Inside each project directory in CryoSPARC v4.0+ (including existing projects), there will be a lock file present called
cs.lock. This file should not be removed or changed.
Detached projects can be attached to a CryoSPARC instance. Attaching a project creates a new project in the instance using the indicated project directory. All project details, workspaces, jobs, and sessions in the detached project will be made accessible, and the project directory will be treated as an active project directory by the instance. Any intact CryoSPARC project directory that does not contain a lock file (including from a previous CryoSPARC version) can be attached.
Note: Projects already belonging to another CryoSPARC instance cannot be attached until they are detached from their original instance. When this is not possible see Use Case: Rescuing a project from an inoperable instance
Projects can be attached under the “New Project” dropdown menu:
Once the attach process begins, you will see a new project appear in the projects page. This project will have a new numeric UID (distinct from the numeric UID of the project in the instance where the project previously was attached). Once attachment is complete, users can begin to interact with the project and continue processing.
Projects can be detached from their CryoSPARC instance. Detaching a project unlocks the project from its instance, allowing the project folder to be moved to another location or attached to another project. In the UI of the instance where the project is being detached, the project will also display as ‘detached’ and no longer be usable. A detached project’s details, workspaces, jobs, and sessions are saved to the project directory.
A project can be detached using the “Detach Project” button in the project’s “Actions” menu:
Detached projects will show an icon on their cards:
Upon detaching a project, the project is no longer associated with the CryoSPARC instance, but some project information is retained in the CryoSPARC database. As of v4.1.2, the “Delete Project from Database” action can be used to remove the remaining database entries associated with the project. Performing this action on a detached project hides it in the UI and removes large database files, potentially freeing up space on disk.

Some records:
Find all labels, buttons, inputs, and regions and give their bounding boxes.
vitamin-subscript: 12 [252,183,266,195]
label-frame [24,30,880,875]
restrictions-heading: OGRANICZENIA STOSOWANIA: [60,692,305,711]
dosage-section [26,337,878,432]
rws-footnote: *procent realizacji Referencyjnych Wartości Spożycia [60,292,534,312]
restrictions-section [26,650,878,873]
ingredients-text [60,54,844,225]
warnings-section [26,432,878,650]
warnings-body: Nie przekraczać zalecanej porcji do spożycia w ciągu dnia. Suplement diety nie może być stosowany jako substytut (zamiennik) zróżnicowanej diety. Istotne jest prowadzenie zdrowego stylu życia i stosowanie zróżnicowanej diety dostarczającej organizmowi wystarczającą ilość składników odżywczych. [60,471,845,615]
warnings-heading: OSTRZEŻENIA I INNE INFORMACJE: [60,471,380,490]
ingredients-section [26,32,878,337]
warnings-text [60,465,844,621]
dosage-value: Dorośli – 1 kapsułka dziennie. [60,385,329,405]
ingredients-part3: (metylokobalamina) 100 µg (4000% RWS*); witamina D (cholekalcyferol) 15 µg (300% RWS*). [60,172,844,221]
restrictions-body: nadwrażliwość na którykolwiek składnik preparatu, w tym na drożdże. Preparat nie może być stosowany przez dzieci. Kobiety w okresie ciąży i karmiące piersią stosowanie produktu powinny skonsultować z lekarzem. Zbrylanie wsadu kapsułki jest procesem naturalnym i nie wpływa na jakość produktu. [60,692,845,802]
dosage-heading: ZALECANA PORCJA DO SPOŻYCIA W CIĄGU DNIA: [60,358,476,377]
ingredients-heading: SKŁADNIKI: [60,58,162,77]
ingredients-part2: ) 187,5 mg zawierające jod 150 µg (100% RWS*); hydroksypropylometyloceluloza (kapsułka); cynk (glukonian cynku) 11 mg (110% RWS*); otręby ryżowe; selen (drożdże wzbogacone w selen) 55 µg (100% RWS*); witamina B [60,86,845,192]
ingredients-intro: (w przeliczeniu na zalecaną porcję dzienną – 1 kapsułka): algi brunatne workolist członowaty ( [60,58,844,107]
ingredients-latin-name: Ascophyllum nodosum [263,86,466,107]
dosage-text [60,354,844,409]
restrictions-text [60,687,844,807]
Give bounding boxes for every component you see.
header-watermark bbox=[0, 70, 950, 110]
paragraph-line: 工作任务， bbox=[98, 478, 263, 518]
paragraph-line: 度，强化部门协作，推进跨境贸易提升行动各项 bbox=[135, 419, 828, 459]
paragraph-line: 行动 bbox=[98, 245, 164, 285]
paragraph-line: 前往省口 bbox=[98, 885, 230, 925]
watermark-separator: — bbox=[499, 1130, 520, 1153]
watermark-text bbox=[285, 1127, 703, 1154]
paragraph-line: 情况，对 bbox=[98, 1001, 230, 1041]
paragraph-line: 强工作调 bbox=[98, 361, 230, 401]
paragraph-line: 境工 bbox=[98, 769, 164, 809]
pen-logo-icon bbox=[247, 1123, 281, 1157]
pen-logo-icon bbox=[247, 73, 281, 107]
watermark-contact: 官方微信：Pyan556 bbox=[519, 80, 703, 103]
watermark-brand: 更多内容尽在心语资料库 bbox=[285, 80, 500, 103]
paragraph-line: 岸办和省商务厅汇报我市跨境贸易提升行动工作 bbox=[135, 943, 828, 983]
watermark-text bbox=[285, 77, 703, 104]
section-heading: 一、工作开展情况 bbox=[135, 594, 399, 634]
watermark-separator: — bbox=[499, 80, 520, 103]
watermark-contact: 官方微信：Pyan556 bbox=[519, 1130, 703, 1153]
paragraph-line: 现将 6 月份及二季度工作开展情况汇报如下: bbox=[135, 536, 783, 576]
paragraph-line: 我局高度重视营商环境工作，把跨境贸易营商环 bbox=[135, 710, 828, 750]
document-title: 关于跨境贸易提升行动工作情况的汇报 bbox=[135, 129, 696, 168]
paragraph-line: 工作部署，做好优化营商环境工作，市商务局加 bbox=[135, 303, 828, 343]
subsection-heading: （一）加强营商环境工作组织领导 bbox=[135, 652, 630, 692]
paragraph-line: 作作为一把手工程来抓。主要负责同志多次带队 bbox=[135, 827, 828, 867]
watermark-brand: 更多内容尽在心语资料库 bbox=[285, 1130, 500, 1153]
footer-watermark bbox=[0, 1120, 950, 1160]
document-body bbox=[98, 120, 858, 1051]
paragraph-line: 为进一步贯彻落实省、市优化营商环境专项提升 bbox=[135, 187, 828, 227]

# AIM:
Carry on the text about attaching and detaching CryoSPARC projects, starting right after its final sentence. The listing shown here is drawn from a separate source.

# REPLY:
CryoSPARC projects can be archived to allow their project folder to be moved on disk and un-archived at a later date. Archiving sets the project to read-only mode, where it can be seen in the UI but cannot be modified. All project details, workspaces, jobs, and sessions will be maintained in the CryoSPARC database as well as in the project directory on disk. CryoSPARC does not expect the project directory to be available for read or write while a project is archived. When moving a project directory, be sure to consider moving the raw data that was imported into the project as well (see 7.-imported-data-in-project-directories)
A project can be archived using the “Archive Project” button in the project’s “Actions” menu:
Archived projects will show an icon on their card:
The archived status can also be seen in the project details:
Archived projects can be unarchived back into the CryoSPARC instance, removing the read-only status and allowing the project to be modified again. Projects can be unarchived from a different project directory location than the location at time of archive.
Note: Archiving and unarchiving should only be used with the intention of keeping the project tied to the current instance of CryoSPARC. Users looking to transfer projects between CryoSPARC instance should refer to the Attach and Detach features instead.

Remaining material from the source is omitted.